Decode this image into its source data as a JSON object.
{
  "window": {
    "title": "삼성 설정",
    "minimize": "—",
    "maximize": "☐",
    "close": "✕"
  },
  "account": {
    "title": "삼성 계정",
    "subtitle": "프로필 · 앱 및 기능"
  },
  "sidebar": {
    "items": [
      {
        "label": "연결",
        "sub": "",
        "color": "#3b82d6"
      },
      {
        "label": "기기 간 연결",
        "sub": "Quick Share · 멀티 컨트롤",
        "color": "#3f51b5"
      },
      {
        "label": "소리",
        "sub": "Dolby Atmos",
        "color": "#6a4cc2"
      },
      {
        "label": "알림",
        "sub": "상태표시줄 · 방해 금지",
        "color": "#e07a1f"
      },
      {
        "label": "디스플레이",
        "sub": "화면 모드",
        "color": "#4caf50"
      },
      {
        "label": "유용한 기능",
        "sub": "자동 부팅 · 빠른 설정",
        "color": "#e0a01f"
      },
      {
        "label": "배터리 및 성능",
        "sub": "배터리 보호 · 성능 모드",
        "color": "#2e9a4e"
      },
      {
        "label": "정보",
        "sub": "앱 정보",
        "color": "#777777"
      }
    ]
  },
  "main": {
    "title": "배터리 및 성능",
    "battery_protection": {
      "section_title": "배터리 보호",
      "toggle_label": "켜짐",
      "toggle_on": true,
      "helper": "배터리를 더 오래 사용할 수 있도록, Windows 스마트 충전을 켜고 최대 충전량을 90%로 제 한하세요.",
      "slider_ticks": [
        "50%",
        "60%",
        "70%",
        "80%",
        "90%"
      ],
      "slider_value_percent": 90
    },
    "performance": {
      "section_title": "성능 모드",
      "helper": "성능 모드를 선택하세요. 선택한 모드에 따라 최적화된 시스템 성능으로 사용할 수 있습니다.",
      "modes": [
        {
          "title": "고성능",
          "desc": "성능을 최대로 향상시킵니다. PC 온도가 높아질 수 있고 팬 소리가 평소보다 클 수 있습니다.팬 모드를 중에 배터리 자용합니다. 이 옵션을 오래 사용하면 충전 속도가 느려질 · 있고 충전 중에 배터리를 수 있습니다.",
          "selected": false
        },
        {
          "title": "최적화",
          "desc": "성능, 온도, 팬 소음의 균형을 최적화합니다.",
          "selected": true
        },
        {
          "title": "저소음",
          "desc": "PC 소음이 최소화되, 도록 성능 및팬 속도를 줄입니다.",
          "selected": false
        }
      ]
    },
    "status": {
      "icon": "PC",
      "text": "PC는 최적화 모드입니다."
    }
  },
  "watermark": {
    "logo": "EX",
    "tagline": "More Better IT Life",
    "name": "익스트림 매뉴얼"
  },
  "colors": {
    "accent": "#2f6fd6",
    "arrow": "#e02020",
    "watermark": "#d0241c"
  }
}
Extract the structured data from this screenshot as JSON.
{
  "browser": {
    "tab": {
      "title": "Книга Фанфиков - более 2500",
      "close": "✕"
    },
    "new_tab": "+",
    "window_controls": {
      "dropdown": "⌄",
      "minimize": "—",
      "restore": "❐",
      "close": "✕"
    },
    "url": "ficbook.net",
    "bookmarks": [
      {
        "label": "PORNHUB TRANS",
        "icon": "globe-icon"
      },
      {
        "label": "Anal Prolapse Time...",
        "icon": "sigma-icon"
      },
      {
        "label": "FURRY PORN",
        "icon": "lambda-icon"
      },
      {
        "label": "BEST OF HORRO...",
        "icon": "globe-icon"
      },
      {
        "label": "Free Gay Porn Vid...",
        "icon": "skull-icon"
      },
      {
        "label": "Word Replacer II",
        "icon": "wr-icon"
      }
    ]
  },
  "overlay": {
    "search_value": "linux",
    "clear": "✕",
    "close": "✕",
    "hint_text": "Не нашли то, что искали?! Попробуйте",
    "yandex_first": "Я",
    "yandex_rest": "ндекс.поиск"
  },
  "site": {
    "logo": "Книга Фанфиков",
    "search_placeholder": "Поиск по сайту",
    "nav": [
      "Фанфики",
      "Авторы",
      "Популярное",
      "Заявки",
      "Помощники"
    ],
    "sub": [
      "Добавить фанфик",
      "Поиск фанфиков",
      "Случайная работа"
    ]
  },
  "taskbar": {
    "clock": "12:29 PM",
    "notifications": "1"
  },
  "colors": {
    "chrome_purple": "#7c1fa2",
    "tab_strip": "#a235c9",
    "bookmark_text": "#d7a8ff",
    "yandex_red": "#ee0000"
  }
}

▸ **The task**
Please output the complete data exactly.

▸ **Exercise response**
Decode this image into its source data as a JSON object.
{
  "window": {
    "title": "삼성 설정",
    "minimize": "—",
    "maximize": "☐",
    "close": "✕"
  },
  "account": {
    "title": "삼성 계정",
    "subtitle": "프로필 · 앱 및 기능"
  },
  "sidebar": {
    "items": [
      {
        "label": "연결",
        "sub": "",
        "color": "#3b82d6"
      },
      {
        "label": "기기 간 연결",
        "sub": "Quick Share · 멀티 컨트롤",
        "color": "#3f51b5"
      },
      {
        "label": "소리",
        "sub": "Dolby Atmos",
        "color": "#6a4cc2"
      },
      {
        "label": "알림",
        "sub": "상태표시줄 · 방해 금지",
        "color": "#e07a1f"
      },
      {
        "label": "디스플레이",
        "sub": "화면 모드",
        "color": "#4caf50"
      },
      {
        "label": "유용한 기능",
        "sub": "자동 부팅 · 빠른 설정",
        "color": "#e0a01f"
      },
      {
        "label": "배터리 및 성능",
        "sub": "배터리 보호 · 성능 모드",
        "color": "#2e9a4e"
      },
      {
        "label": "정보",
        "sub": "앱 정보",
        "color": "#777777"
      }
    ]
  },
  "main": {
    "title": "배터리 및 성능",
    "battery_protection": {
      "section_title": "배터리 보호",
      "toggle_label": "켜짐",
      "toggle_on": true,
      "helper": "배터리를 더 오래 사용할 수 있도록, Windows 스마트 충전을 켜고 최대 충전량을 90%로 제 한하세요.",
      "slider_ticks": [
        "50%",
        "60%",
        "70%",
        "80%",
        "90%"
      ],
      "slider_value_percent": 90
    },
    "performance": {
      "section_title": "성능 모드",
      "helper": "성능 모드를 선택하세요. 선택한 모드에 따라 최적화된 시스템 성능으로 사용할 수 있습니다.",
      "modes": [
        {
          "title": "고성능",
          "desc": "성능을 최대로 향상시킵니다. PC 온도가 높아질 수 있고 팬 소리가 평소보다 클 수 있습니다.팬 모드를 중에 배터리 자용합니다. 이 옵션을 오래 사용하면 충전 속도가 느려질 · 있고 충전 중에 배터리를 수 있습니다.",
          "selected": false
        },
        {
          "title": "최적화",
          "desc": "성능, 온도, 팬 소음의 균형을 최적화합니다.",
          "selected": true
        },
        {
          "title": "저소음",
          "desc": "PC 소음이 최소화되, 도록 성능 및팬 속도를 줄입니다.",
          "selected": false
        }
      ]
    },
    "status": {
      "icon": "PC",
      "text": "PC는 최적화 모드입니다."
    }
  },
  "watermark": {
    "logo": "EX",
    "tagline": "More Better IT Life",
    "name": "익스트림 매뉴얼"
  },
  "colors": {
    "accent": "#2f6fd6",
    "arrow": "#e02020",
    "watermark": "#d0241c"
  }
}
Extract the structured data from this screenshot as JSON.
{
  "browser": {
    "tab": {
      "title": "Книга Фанфиков - более 2500",
      "close": "✕"
    },
    "new_tab": "+",
    "window_controls": {
      "dropdown": "⌄",
      "minimize": "—",
      "restore": "❐",
      "close": "✕"
    },
    "url": "ficbook.net",
    "bookmarks": [
      {
        "label": "PORNHUB TRANS",
        "icon": "globe-icon"
      },
      {
        "label": "Anal Prolapse Time...",
        "icon": "sigma-icon"
      },
      {
        "label": "FURRY PORN",
        "icon": "lambda-icon"
      },
      {
        "label": "BEST OF HORRO...",
        "icon": "globe-icon"
      },
      {
        "label": "Free Gay Porn Vid...",
        "icon": "skull-icon"
      },
      {
        "label": "Word Replacer II",
        "icon": "wr-icon"
      }
    ]
  },
  "overlay": {
    "search_value": "linux",
    "clear": "✕",
    "close": "✕",
    "hint_text": "Не нашли то, что искали?! Попробуйте",
    "yandex_first": "Я",
    "yandex_rest": "ндекс.поиск"
  },
  "site": {
    "logo": "Книга Фанфиков",
    "search_placeholder": "Поиск по сайту",
    "nav": [
      "Фанфики",
      "Авторы",
      "Популярное",
      "Заявки",
      "Помощники"
    ],
    "sub": [
      "Добавить фанфик",
      "Поиск фанфиков",
      "Случайная работа"
    ]
  },
  "taskbar": {
    "clock": "12:29 PM",
    "notifications": "1"
  },
  "colors": {
    "chrome_purple": "#7c1fa2",
    "tab_strip": "#a235c9",
    "bookmark_text": "#d7a8ff",
    "yandex_red": "#ee0000"
  }
}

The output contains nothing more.